- _LISTED ENTRIES_:

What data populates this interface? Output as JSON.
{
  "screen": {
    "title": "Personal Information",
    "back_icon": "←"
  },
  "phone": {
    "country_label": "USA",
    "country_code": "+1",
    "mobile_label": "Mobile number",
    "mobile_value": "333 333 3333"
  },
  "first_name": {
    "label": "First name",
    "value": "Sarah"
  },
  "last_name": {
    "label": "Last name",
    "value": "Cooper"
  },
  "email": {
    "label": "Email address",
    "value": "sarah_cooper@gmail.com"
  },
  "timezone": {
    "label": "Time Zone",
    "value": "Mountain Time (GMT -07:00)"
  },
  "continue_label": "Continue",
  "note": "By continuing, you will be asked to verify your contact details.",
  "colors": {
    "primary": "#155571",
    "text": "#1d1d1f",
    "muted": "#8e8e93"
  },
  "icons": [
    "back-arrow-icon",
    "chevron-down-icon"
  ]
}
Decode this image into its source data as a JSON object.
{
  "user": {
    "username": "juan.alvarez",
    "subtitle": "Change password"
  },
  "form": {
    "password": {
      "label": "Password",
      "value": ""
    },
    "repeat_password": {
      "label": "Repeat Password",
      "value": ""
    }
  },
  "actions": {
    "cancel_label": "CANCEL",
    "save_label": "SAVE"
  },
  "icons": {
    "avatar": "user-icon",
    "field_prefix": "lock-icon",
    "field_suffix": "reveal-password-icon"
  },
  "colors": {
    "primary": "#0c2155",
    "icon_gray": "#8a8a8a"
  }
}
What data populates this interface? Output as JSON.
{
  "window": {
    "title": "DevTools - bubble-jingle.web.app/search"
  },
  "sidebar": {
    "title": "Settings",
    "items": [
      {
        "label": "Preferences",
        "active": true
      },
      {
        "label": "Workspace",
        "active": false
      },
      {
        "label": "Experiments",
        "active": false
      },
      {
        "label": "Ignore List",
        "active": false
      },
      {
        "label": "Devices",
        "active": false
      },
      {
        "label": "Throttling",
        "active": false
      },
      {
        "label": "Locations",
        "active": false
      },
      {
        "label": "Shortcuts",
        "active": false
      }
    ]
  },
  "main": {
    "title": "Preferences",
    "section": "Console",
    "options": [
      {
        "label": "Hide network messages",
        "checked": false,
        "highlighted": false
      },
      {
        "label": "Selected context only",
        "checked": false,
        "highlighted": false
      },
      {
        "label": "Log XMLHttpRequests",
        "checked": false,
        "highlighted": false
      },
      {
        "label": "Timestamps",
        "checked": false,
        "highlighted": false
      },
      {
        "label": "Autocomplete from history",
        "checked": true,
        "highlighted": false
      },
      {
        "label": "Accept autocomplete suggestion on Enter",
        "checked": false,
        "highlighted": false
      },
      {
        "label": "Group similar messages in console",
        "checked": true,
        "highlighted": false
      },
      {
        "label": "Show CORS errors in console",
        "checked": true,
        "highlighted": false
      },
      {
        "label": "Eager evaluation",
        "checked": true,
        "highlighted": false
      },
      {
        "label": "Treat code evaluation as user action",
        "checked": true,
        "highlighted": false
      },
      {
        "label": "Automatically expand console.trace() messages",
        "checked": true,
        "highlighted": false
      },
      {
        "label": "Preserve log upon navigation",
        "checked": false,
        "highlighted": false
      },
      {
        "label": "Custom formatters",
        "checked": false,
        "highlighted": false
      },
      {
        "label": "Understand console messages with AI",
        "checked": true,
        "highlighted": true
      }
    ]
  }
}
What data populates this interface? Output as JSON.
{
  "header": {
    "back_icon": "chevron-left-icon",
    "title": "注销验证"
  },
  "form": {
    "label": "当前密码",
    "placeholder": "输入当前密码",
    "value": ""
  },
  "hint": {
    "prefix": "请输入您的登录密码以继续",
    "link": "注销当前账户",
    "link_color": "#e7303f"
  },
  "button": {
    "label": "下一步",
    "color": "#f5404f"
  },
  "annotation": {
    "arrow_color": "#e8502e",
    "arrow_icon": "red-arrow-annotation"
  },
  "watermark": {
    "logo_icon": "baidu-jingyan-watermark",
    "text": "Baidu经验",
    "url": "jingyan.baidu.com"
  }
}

- _TO BE DONE_: Reproduce all of the records exactly.

- _REPLY_:
What data populates this interface? Output as JSON.
{
  "screen": {
    "title": "Personal Information",
    "back_icon": "←"
  },
  "phone": {
    "country_label": "USA",
    "country_code": "+1",
    "mobile_label": "Mobile number",
    "mobile_value": "333 333 3333"
  },
  "first_name": {
    "label": "First name",
    "value": "Sarah"
  },
  "last_name": {
    "label": "Last name",
    "value": "Cooper"
  },
  "email": {
    "label": "Email address",
    "value": "sarah_cooper@gmail.com"
  },
  "timezone": {
    "label": "Time Zone",
    "value": "Mountain Time (GMT -07:00)"
  },
  "continue_label": "Continue",
  "note": "By continuing, you will be asked to verify your contact details.",
  "colors": {
    "primary": "#155571",
    "text": "#1d1d1f",
    "muted": "#8e8e93"
  },
  "icons": [
    "back-arrow-icon",
    "chevron-down-icon"
  ]
}
Decode this image into its source data as a JSON object.
{
  "user": {
    "username": "juan.alvarez",
    "subtitle": "Change password"
  },
  "form": {
    "password": {
      "label": "Password",
      "value": ""
    },
    "repeat_password": {
      "label": "Repeat Password",
      "value": ""
    }
  },
  "actions": {
    "cancel_label": "CANCEL",
    "save_label": "SAVE"
  },
  "icons": {
    "avatar": "user-icon",
    "field_prefix": "lock-icon",
    "field_suffix": "reveal-password-icon"
  },
  "colors": {
    "primary": "#0c2155",
    "icon_gray": "#8a8a8a"
  }
}
What data populates this interface? Output as JSON.
{
  "window": {
    "title": "DevTools - bubble-jingle.web.app/search"
  },
  "sidebar": {
    "title": "Settings",
    "items": [
      {
        "label": "Preferences",
        "active": true
      },
      {
        "label": "Workspace",
        "active": false
      },
      {
        "label": "Experiments",
        "active": false
      },
      {
        "label": "Ignore List",
        "active": false
      },
      {
        "label": "Devices",
        "active": false
      },
      {
        "label": "Throttling",
        "active": false
      },
      {
        "label": "Locations",
        "active": false
      },
      {
        "label": "Shortcuts",
        "active": false
      }
    ]
  },
  "main": {
    "title": "Preferences",
    "section": "Console",
    "options": [
      {
        "label": "Hide network messages",
        "checked": false,
        "highlighted": false
      },
      {
        "label": "Selected context only",
        "checked": false,
        "highlighted": false
      },
      {
        "label": "Log XMLHttpRequests",
        "checked": false,
        "highlighted": false
      },
      {
        "label": "Timestamps",
        "checked": false,
        "highlighted": false
      },
      {
        "label": "Autocomplete from history",
        "checked": true,
        "highlighted": false
      },
      {
        "label": "Accept autocomplete suggestion on Enter",
        "checked": false,
        "highlighted": false
      },
      {
        "label": "Group similar messages in console",
        "checked": true,
        "highlighted": false
      },
      {
        "label": "Show CORS errors in console",
        "checked": true,
        "highlighted": false
      },
      {
        "label": "Eager evaluation",
        "checked": true,
        "highlighted": false
      },
      {
        "label": "Treat code evaluation as user action",
        "checked": true,
        "highlighted": false
      },
      {
        "label": "Automatically expand console.trace() messages",
        "checked": true,
        "highlighted": false
      },
      {
        "label": "Preserve log upon navigation",
        "checked": false,
        "highlighted": false
      },
      {
        "label": "Custom formatters",
        "checked": false,
        "highlighted": false
      },
      {
        "label": "Understand console messages with AI",
        "checked": true,
        "highlighted": true
      }
    ]
  }
}
What data populates this interface? Output as JSON.
{
  "header": {
    "back_icon": "chevron-left-icon",
    "title": "注销验证"
  },
  "form": {
    "label": "当前密码",
    "placeholder": "输入当前密码",
    "value": ""
  },
  "hint": {
    "prefix": "请输入您的登录密码以继续",
    "link": "注销当前账户",
    "link_color": "#e7303f"
  },
  "button": {
    "label": "下一步",
    "color": "#f5404f"
  },
  "annotation": {
    "arrow_color": "#e8502e",
    "arrow_icon": "red-arrow-annotation"
  },
  "watermark": {
    "logo_icon": "baidu-jingyan-watermark",
    "text": "Baidu经验",
    "url": "jingyan.baidu.com"
  }
}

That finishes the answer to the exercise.